**Text shown**
━━━━━━━━━━━━━━━━━━━━━━━━━━━━━━

11/03/2021
POUR HOMME seeks to honour the full spectrum that is the human by visually “undefining masculinity” and presenting gender as the business of the individual, not the business of any society, system or structure.
The series pays homage to an iconic image, which birthed the aesthetic treatment for POUR HOMME. That image is the 1971 campaign image for YSL’s first men’s perfume, named Pour Homme (meaning ‘for him’, a phrase still used today to denote ‘men’s fragrances) where the house’s designer themselves stripped off in front of the camera for photographer Jeanloup Sieff. Yves posed n**e, wearing only his iconic frames, on leather cushions. The aim of that campaign was to challenge traditional ideas of masculinity (rejecting the machismo so commonplace in advertising of the time), desexualise nudity and pose the question: why is it more socially acceptable for a woman to be presented n**e in an advertisement, than a man?

━━━━━━━━━━━━━━━━━━━━━━━━━━━━━━

**Job 1**
Answer these questions from the text on the POUR HOMME series.
(a) According to the series, whose business is gender?
(b) In what year was the campaign image for YSL's first men's perfume made?
(c) Which photographer shot that campaign image?
**Job 2**
Carry on the text about the POUR HOMME series, beginning after its final sentence.

━━━━━━━━━━━━━━━━━━━━━━━━━━━━━━

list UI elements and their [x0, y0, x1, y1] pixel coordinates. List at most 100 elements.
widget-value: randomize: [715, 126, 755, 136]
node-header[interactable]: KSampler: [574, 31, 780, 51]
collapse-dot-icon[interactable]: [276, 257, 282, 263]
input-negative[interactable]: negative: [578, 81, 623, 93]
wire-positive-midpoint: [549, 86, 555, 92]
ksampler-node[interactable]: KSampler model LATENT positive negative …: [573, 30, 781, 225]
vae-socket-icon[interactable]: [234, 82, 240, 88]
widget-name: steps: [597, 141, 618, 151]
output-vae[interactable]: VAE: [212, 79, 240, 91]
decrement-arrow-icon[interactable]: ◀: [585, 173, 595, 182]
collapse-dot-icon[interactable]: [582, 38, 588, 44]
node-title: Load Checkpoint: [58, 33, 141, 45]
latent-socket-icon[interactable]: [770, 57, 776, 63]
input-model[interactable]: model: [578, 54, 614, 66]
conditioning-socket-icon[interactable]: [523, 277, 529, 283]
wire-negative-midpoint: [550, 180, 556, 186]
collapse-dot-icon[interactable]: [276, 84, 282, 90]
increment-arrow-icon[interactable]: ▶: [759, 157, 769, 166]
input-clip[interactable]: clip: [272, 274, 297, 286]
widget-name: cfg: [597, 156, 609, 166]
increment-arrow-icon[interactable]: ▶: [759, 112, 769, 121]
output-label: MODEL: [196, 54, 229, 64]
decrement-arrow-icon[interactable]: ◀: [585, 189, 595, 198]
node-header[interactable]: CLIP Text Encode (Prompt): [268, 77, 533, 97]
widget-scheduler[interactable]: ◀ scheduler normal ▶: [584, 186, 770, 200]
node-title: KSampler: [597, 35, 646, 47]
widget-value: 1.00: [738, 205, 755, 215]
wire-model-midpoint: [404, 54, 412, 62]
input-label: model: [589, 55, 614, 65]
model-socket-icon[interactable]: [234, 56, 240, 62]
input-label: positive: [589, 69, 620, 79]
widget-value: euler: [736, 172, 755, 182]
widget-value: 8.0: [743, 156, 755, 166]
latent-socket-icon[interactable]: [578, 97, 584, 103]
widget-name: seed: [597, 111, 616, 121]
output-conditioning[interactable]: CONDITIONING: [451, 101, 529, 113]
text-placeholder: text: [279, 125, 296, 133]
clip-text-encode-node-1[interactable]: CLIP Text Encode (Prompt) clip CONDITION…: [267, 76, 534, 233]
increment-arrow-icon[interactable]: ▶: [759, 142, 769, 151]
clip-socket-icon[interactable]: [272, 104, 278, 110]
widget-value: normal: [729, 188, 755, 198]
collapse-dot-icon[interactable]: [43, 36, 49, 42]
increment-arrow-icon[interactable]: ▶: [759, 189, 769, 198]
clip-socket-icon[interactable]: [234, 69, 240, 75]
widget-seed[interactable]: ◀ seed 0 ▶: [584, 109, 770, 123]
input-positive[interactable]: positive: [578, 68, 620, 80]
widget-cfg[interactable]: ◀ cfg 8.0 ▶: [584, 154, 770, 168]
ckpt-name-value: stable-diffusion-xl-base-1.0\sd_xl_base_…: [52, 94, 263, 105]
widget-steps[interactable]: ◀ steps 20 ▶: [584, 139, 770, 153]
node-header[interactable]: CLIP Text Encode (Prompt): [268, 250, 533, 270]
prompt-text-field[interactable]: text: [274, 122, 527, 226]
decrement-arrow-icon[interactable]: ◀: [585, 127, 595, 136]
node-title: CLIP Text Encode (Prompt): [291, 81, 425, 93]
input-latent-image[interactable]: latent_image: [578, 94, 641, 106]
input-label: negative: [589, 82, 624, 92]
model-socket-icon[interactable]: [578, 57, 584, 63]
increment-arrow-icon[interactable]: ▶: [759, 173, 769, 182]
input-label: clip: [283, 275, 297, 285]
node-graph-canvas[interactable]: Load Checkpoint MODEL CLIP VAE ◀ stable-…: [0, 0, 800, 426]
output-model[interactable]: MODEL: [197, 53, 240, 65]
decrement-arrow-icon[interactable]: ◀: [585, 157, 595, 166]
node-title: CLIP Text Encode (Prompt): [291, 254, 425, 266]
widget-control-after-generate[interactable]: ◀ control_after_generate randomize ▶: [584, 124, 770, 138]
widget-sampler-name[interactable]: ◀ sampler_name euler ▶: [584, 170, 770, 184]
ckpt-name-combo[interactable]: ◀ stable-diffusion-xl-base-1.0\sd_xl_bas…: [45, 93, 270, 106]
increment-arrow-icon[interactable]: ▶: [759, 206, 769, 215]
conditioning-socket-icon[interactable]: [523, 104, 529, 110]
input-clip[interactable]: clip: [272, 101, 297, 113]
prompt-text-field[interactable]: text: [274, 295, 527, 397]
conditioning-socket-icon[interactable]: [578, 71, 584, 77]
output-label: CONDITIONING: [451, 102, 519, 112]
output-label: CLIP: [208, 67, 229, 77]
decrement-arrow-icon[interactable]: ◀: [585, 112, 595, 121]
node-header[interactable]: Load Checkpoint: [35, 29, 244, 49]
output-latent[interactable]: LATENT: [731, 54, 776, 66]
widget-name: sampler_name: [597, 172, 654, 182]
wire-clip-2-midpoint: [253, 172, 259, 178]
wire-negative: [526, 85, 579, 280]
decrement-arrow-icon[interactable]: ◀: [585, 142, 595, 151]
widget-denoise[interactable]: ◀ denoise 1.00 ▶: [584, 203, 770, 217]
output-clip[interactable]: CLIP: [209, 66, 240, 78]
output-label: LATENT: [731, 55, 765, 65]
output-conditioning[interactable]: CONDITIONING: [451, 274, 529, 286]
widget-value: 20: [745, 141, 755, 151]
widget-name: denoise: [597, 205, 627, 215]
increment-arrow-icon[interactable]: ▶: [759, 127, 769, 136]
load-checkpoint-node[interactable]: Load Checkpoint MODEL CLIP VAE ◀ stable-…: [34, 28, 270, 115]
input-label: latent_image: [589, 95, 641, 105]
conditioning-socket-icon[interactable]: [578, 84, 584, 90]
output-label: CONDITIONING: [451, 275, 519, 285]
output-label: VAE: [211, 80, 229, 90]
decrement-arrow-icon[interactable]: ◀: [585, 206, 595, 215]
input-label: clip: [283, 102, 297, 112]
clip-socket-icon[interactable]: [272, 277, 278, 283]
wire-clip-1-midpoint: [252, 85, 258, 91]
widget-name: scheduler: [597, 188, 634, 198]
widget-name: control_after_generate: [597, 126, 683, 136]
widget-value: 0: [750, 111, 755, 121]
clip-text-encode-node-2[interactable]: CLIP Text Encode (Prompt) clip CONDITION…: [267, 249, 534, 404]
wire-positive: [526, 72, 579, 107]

━━━━━━━━━━━━━━━━━━━━━━━━━━━━━━

**Expected answer 1**
(a) Gender is the business of the individual, not of any society, system or structure.
(b) 1971
(c) Jeanloup Sieff

**Expected answer 2**
At the time, the campaign cause quite some controversy and was refused publication by numerous newspapers who felt the image was too provocative. However, the images resonated greatly with the q***r community, as a message of radical self-acceptance and self-love, and today they have been widely published and celebrated. It is now considered a landmark in fashion advertising and is a primes example of Yves’ transgressive expression.
In honour of fifty years since the release, this portrait series pays homage to this important campaign with 50 portraits. The series does not seek to redefine masculinity – rather, it seeks to undefine it. The cast has been selected to make space for a spectrum that subverts all notions of gender, inviting men to sit alongside women to sit alongside the non-conforming.
Directed by Ky Bxshxff (they/them)
Photographed by Kye Vogel-Du Plessis (she/they)
Produced by Teagan van Zyl (he/him)
Hair and Makeup by Roxanne van der Watt (she/her)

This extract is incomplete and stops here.